**Challenge**
Your task is to quote the material that follows, in full and exactly.

**Excerpts from a figure dataset**
—————
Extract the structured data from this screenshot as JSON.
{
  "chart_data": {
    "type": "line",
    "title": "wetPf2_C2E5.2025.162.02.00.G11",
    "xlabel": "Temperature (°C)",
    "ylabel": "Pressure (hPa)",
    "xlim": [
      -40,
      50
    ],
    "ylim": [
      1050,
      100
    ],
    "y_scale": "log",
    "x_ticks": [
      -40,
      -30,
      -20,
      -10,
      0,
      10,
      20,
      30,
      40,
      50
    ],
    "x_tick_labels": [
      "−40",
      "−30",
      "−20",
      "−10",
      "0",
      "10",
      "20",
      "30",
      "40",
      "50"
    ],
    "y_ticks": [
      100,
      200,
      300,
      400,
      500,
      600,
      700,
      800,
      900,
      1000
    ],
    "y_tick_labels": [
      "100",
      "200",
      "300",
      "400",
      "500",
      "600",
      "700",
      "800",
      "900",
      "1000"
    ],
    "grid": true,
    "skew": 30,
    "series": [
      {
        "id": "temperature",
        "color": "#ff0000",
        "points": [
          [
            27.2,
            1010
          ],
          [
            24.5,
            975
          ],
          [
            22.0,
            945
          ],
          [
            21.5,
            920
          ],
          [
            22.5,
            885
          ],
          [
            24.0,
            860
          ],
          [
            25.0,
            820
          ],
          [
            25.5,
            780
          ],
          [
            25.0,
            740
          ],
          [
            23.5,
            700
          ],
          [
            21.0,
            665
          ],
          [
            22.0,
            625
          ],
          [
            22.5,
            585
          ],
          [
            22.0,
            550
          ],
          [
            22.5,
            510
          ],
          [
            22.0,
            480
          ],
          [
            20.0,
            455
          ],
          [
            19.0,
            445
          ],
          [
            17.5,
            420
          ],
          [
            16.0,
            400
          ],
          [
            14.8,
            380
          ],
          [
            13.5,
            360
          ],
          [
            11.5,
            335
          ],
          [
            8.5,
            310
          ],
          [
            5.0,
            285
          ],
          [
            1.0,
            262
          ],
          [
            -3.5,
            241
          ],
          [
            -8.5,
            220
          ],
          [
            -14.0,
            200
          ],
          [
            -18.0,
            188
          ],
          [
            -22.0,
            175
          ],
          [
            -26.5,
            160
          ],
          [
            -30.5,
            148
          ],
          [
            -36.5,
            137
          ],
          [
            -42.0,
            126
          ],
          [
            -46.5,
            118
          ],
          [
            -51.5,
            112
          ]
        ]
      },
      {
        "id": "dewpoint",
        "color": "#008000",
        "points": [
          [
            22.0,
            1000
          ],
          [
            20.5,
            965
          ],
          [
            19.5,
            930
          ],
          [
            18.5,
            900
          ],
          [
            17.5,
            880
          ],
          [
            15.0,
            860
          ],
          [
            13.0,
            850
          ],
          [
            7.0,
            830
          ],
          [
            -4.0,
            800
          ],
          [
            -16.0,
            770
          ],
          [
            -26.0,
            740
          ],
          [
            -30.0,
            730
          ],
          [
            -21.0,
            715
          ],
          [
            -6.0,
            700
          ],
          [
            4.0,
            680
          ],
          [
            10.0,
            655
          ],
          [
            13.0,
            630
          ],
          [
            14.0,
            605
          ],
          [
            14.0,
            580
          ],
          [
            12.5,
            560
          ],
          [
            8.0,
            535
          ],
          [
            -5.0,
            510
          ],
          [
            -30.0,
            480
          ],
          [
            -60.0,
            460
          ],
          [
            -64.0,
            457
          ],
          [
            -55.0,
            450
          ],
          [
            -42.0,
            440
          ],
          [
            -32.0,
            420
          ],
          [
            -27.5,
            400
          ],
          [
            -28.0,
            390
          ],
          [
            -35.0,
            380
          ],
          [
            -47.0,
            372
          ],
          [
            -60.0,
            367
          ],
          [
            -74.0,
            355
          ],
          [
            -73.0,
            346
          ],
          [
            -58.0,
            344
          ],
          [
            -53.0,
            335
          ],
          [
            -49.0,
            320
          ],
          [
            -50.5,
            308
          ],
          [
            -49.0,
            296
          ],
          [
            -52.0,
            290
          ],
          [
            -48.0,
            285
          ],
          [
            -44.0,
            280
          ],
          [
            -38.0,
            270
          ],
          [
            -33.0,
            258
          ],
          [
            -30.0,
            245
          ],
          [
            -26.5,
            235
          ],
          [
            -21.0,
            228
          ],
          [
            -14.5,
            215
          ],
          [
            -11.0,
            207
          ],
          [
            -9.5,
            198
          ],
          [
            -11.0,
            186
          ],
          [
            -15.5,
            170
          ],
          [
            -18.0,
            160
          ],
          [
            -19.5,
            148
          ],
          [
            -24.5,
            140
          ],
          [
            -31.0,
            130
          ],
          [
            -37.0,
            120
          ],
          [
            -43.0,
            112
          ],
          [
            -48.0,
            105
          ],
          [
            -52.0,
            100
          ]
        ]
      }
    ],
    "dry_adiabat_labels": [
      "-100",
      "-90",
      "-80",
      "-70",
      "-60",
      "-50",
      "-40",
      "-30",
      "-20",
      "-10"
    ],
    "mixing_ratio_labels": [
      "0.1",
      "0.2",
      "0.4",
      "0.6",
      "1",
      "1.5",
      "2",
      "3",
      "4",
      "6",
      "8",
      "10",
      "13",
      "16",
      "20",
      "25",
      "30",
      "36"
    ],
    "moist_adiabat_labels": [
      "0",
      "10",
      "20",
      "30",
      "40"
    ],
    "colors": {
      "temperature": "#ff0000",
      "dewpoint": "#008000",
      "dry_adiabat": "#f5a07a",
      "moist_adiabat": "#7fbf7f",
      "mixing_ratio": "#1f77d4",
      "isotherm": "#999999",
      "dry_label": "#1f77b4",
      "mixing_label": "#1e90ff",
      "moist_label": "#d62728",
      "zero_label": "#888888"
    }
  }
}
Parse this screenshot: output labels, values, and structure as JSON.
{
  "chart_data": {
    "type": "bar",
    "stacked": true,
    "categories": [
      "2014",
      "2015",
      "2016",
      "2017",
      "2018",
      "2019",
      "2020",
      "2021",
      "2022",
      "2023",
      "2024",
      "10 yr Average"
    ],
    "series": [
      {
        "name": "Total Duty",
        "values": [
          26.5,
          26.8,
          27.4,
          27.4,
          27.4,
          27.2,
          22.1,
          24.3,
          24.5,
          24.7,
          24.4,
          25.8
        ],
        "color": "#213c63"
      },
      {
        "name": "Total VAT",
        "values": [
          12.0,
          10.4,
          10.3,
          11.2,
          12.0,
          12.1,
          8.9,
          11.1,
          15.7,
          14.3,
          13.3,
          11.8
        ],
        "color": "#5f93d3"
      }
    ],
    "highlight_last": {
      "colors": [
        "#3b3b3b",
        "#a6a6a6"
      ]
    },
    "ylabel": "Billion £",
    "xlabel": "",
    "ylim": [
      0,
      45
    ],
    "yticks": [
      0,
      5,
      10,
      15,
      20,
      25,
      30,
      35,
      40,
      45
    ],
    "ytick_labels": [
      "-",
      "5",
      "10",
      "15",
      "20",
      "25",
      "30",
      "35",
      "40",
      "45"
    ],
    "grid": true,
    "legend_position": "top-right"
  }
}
—————
**Full output**
Extract the structured data from this screenshot as JSON.
{
  "chart_data": {
    "type": "line",
    "title": "wetPf2_C2E5.2025.162.02.00.G11",
    "xlabel": "Temperature (°C)",
    "ylabel": "Pressure (hPa)",
    "xlim": [
      -40,
      50
    ],
    "ylim": [
      1050,
      100
    ],
    "y_scale": "log",
    "x_ticks": [
      -40,
      -30,
      -20,
      -10,
      0,
      10,
      20,
      30,
      40,
      50
    ],
    "x_tick_labels": [
      "−40",
      "−30",
      "−20",
      "−10",
      "0",
      "10",
      "20",
      "30",
      "40",
      "50"
    ],
    "y_ticks": [
      100,
      200,
      300,
      400,
      500,
      600,
      700,
      800,
      900,
      1000
    ],
    "y_tick_labels": [
      "100",
      "200",
      "300",
      "400",
      "500",
      "600",
      "700",
      "800",
      "900",
      "1000"
    ],
    "grid": true,
    "skew": 30,
    "series": [
      {
        "id": "temperature",
        "color": "#ff0000",
        "points": [
          [
            27.2,
            1010
          ],
          [
            24.5,
            975
          ],
          [
            22.0,
            945
          ],
          [
            21.5,
            920
          ],
          [
            22.5,
            885
          ],
          [
            24.0,
            860
          ],
          [
            25.0,
            820
          ],
          [
            25.5,
            780
          ],
          [
            25.0,
            740
          ],
          [
            23.5,
            700
          ],
          [
            21.0,
            665
          ],
          [
            22.0,
            625
          ],
          [
            22.5,
            585
          ],
          [
            22.0,
            550
          ],
          [
            22.5,
            510
          ],
          [
            22.0,
            480
          ],
          [
            20.0,
            455
          ],
          [
            19.0,
            445
          ],
          [
            17.5,
            420
          ],
          [
            16.0,
            400
          ],
          [
            14.8,
            380
          ],
          [
            13.5,
            360
          ],
          [
            11.5,
            335
          ],
          [
            8.5,
            310
          ],
          [
            5.0,
            285
          ],
          [
            1.0,
            262
          ],
          [
            -3.5,
            241
          ],
          [
            -8.5,
            220
          ],
          [
            -14.0,
            200
          ],
          [
            -18.0,
            188
          ],
          [
            -22.0,
            175
          ],
          [
            -26.5,
            160
          ],
          [
            -30.5,
            148
          ],
          [
            -36.5,
            137
          ],
          [
            -42.0,
            126
          ],
          [
            -46.5,
            118
          ],
          [
            -51.5,
            112
          ]
        ]
      },
      {
        "id": "dewpoint",
        "color": "#008000",
        "points": [
          [
            22.0,
            1000
          ],
          [
            20.5,
            965
          ],
          [
            19.5,
            930
          ],
          [
            18.5,
            900
          ],
          [
            17.5,
            880
          ],
          [
            15.0,
            860
          ],
          [
            13.0,
            850
          ],
          [
            7.0,
            830
          ],
          [
            -4.0,
            800
          ],
          [
            -16.0,
            770
          ],
          [
            -26.0,
            740
          ],
          [
            -30.0,
            730
          ],
          [
            -21.0,
            715
          ],
          [
            -6.0,
            700
          ],
          [
            4.0,
            680
          ],
          [
            10.0,
            655
          ],
          [
            13.0,
            630
          ],
          [
            14.0,
            605
          ],
          [
            14.0,
            580
          ],
          [
            12.5,
            560
          ],
          [
            8.0,
            535
          ],
          [
            -5.0,
            510
          ],
          [
            -30.0,
            480
          ],
          [
            -60.0,
            460
          ],
          [
            -64.0,
            457
          ],
          [
            -55.0,
            450
          ],
          [
            -42.0,
            440
          ],
          [
            -32.0,
            420
          ],
          [
            -27.5,
            400
          ],
          [
            -28.0,
            390
          ],
          [
            -35.0,
            380
          ],
          [
            -47.0,
            372
          ],
          [
            -60.0,
            367
          ],
          [
            -74.0,
            355
          ],
          [
            -73.0,
            346
          ],
          [
            -58.0,
            344
          ],
          [
            -53.0,
            335
          ],
          [
            -49.0,
            320
          ],
          [
            -50.5,
            308
          ],
          [
            -49.0,
            296
          ],
          [
            -52.0,
            290
          ],
          [
            -48.0,
            285
          ],
          [
            -44.0,
            280
          ],
          [
            -38.0,
            270
          ],
          [
            -33.0,
            258
          ],
          [
            -30.0,
            245
          ],
          [
            -26.5,
            235
          ],
          [
            -21.0,
            228
          ],
          [
            -14.5,
            215
          ],
          [
            -11.0,
            207
          ],
          [
            -9.5,
            198
          ],
          [
            -11.0,
            186
          ],
          [
            -15.5,
            170
          ],
          [
            -18.0,
            160
          ],
          [
            -19.5,
            148
          ],
          [
            -24.5,
            140
          ],
          [
            -31.0,
            130
          ],
          [
            -37.0,
            120
          ],
          [
            -43.0,
            112
          ],
          [
            -48.0,
            105
          ],
          [
            -52.0,
            100
          ]
        ]
      }
    ],
    "dry_adiabat_labels": [
      "-100",
      "-90",
      "-80",
      "-70",
      "-60",
      "-50",
      "-40",
      "-30",
      "-20",
      "-10"
    ],
    "mixing_ratio_labels": [
      "0.1",
      "0.2",
      "0.4",
      "0.6",
      "1",
      "1.5",
      "2",
      "3",
      "4",
      "6",
      "8",
      "10",
      "13",
      "16",
      "20",
      "25",
      "30",
      "36"
    ],
    "moist_adiabat_labels": [
      "0",
      "10",
      "20",
      "30",
      "40"
    ],
    "colors": {
      "temperature": "#ff0000",
      "dewpoint": "#008000",
      "dry_adiabat": "#f5a07a",
      "moist_adiabat": "#7fbf7f",
      "mixing_ratio": "#1f77d4",
      "isotherm": "#999999",
      "dry_label": "#1f77b4",
      "mixing_label": "#1e90ff",
      "moist_label": "#d62728",
      "zero_label": "#888888"
    }
  }
}
Parse this screenshot: output labels, values, and structure as JSON.
{
  "chart_data": {
    "type": "bar",
    "stacked": true,
    "categories": [
      "2014",
      "2015",
      "2016",
      "2017",
      "2018",
      "2019",
      "2020",
      "2021",
      "2022",
      "2023",
      "2024",
      "10 yr Average"
    ],
    "series": [
      {
        "name": "Total Duty",
        "values": [
          26.5,
          26.8,
          27.4,
          27.4,
          27.4,
          27.2,
          22.1,
          24.3,
          24.5,
          24.7,
          24.4,
          25.8
        ],
        "color": "#213c63"
      },
      {
        "name": "Total VAT",
        "values": [
          12.0,
          10.4,
          10.3,
          11.2,
          12.0,
          12.1,
          8.9,
          11.1,
          15.7,
          14.3,
          13.3,
          11.8
        ],
        "color": "#5f93d3"
      }
    ],
    "highlight_last": {
      "colors": [
        "#3b3b3b",
        "#a6a6a6"
      ]
    },
    "ylabel": "Billion £",
    "xlabel": "",
    "ylim": [
      0,
      45
    ],
    "yticks": [
      0,
      5,
      10,
      15,
      20,
      25,
      30,
      35,
      40,
      45
    ],
    "ytick_labels": [
      "-",
      "5",
      "10",
      "15",
      "20",
      "25",
      "30",
      "35",
      "40",
      "45"
    ],
    "grid": true,
    "legend_position": "top-right"
  }
}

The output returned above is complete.